§ INSTRUCTIONS FOR THE TASK:
Select from the data all lines with the word "موٽڪي".

[Saved data entries]
"""
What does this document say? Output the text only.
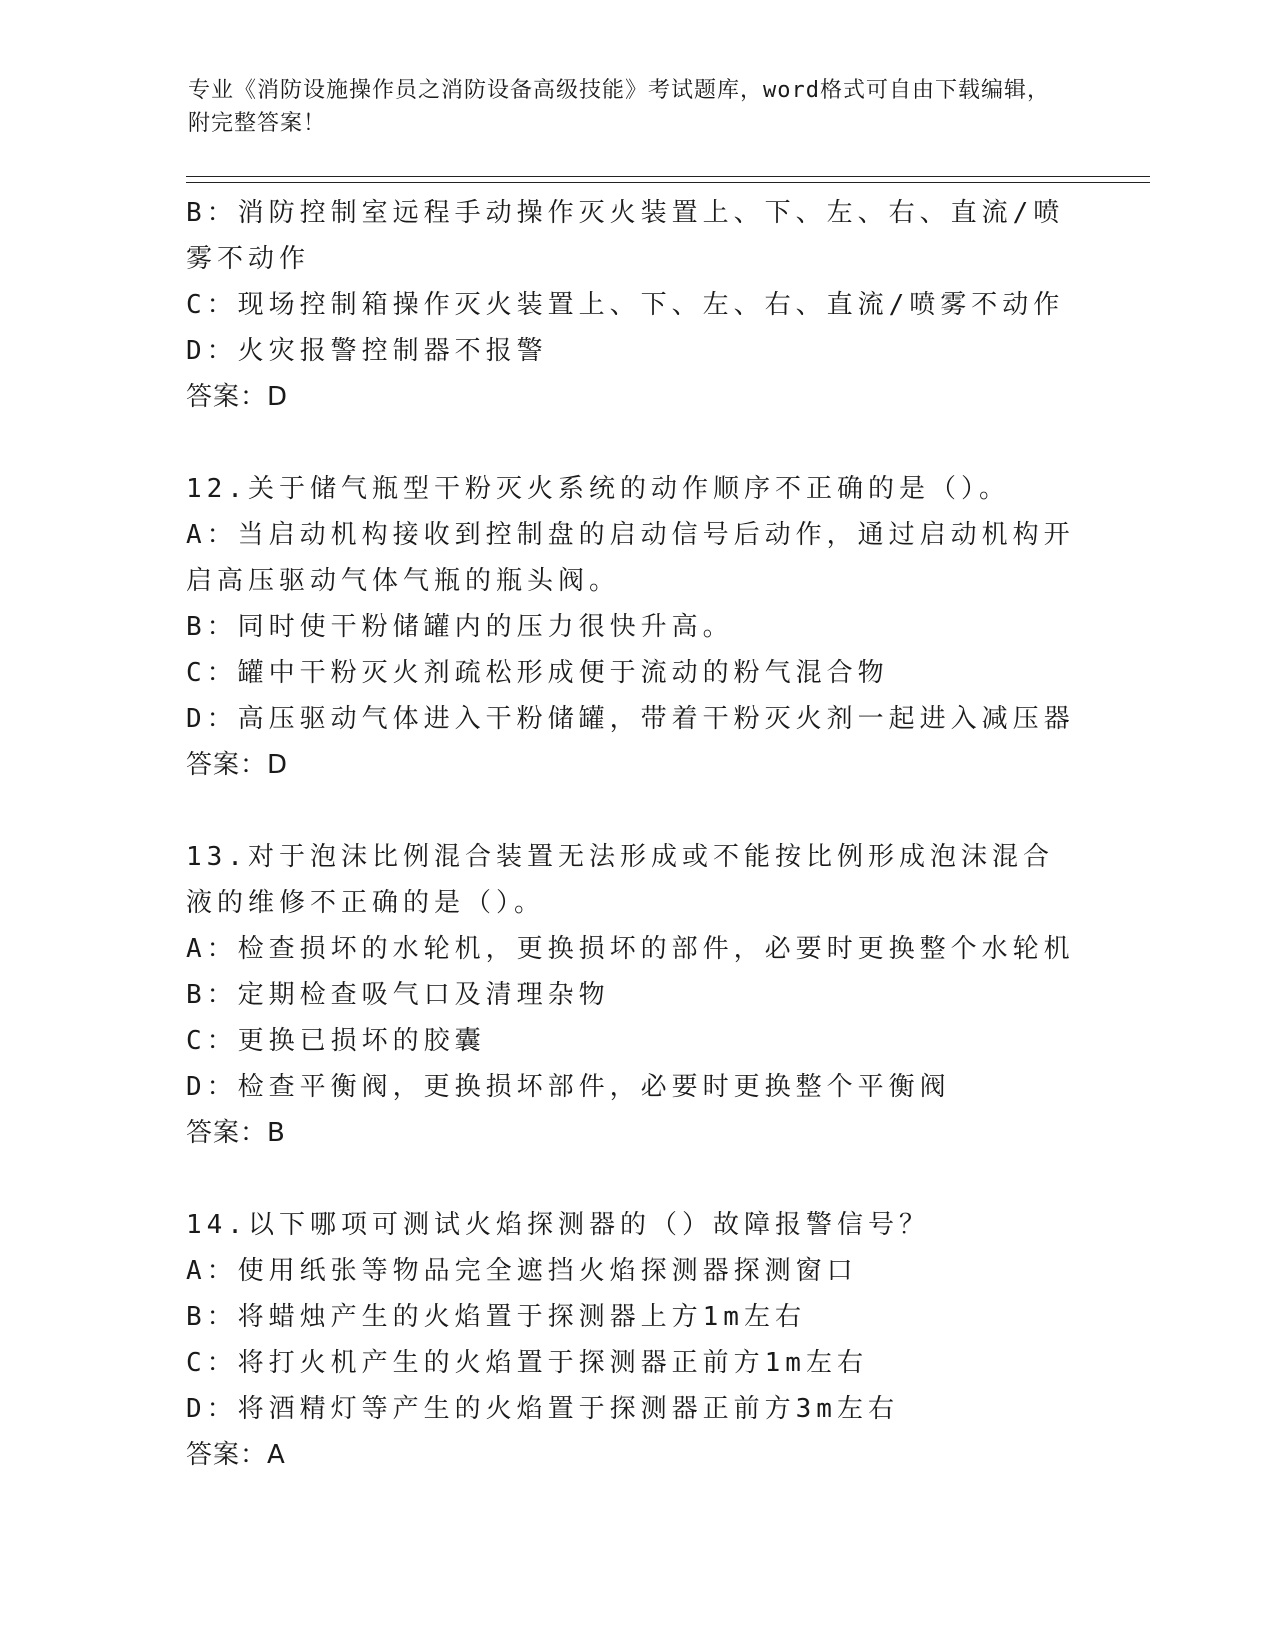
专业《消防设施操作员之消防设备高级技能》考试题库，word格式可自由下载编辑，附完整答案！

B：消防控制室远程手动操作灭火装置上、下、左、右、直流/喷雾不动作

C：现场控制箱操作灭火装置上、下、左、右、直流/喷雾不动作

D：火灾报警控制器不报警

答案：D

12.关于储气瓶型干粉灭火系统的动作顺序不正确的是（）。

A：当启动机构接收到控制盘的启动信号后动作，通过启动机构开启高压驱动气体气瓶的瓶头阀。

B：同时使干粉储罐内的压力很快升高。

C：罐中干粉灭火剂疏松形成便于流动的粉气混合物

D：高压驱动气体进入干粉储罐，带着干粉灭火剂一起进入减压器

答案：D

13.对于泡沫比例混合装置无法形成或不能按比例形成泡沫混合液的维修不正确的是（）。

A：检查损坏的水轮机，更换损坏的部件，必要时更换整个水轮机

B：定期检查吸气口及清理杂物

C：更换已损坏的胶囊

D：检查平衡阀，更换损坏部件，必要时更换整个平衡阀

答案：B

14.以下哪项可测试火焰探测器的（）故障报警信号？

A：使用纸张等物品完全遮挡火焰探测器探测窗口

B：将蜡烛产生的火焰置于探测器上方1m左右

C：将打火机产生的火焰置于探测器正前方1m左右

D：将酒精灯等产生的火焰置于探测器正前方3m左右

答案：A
"""
"""
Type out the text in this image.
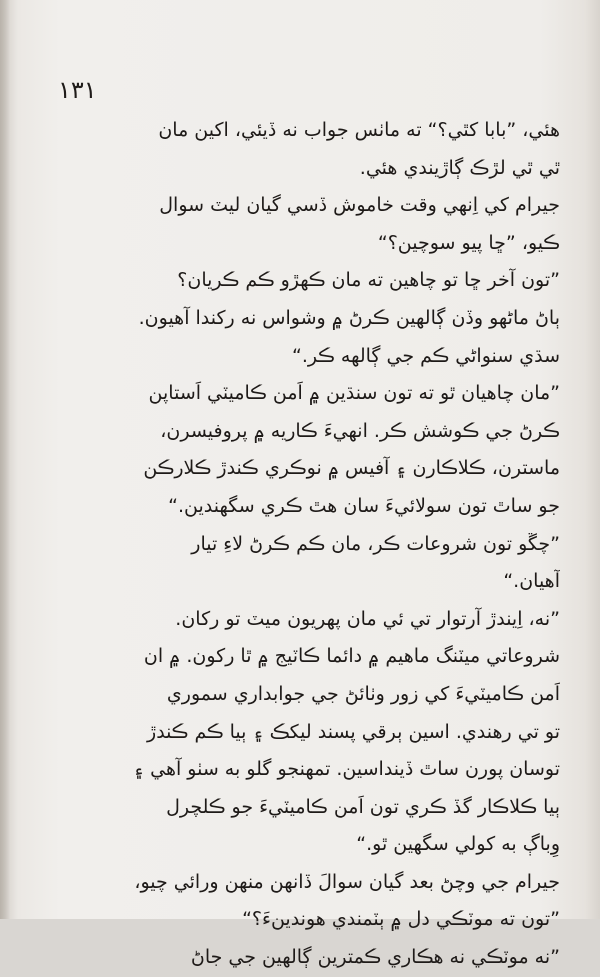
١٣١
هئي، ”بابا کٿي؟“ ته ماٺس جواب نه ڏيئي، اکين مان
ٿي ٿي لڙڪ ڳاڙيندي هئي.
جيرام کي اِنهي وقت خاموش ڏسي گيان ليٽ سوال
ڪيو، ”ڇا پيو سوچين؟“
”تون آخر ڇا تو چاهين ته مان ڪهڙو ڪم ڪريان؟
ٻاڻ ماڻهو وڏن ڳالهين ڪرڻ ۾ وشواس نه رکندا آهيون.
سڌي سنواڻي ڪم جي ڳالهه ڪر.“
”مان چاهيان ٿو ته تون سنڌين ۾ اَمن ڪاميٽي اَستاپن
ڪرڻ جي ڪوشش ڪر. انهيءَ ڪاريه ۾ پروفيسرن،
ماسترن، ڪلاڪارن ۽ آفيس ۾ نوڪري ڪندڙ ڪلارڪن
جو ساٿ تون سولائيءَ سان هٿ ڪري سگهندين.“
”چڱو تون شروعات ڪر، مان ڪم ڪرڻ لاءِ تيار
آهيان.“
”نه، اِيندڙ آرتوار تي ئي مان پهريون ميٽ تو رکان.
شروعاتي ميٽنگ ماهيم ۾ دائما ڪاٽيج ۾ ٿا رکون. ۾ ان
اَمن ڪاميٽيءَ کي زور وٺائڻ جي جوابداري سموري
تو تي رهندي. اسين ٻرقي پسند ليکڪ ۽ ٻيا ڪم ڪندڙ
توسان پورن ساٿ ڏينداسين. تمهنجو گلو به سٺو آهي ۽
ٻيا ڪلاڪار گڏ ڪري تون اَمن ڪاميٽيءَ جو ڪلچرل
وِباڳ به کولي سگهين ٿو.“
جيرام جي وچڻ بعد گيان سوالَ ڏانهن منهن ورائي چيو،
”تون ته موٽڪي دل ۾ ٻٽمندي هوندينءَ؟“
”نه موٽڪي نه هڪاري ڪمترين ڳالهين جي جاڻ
"""
§ RESULT OF THE EXERCISE:
”تون ته موٽڪي دل ۾ ٻٽمندي هوندينءَ؟“
”نه موٽڪي نه هڪاري ڪمترين ڳالهين جي جاڻ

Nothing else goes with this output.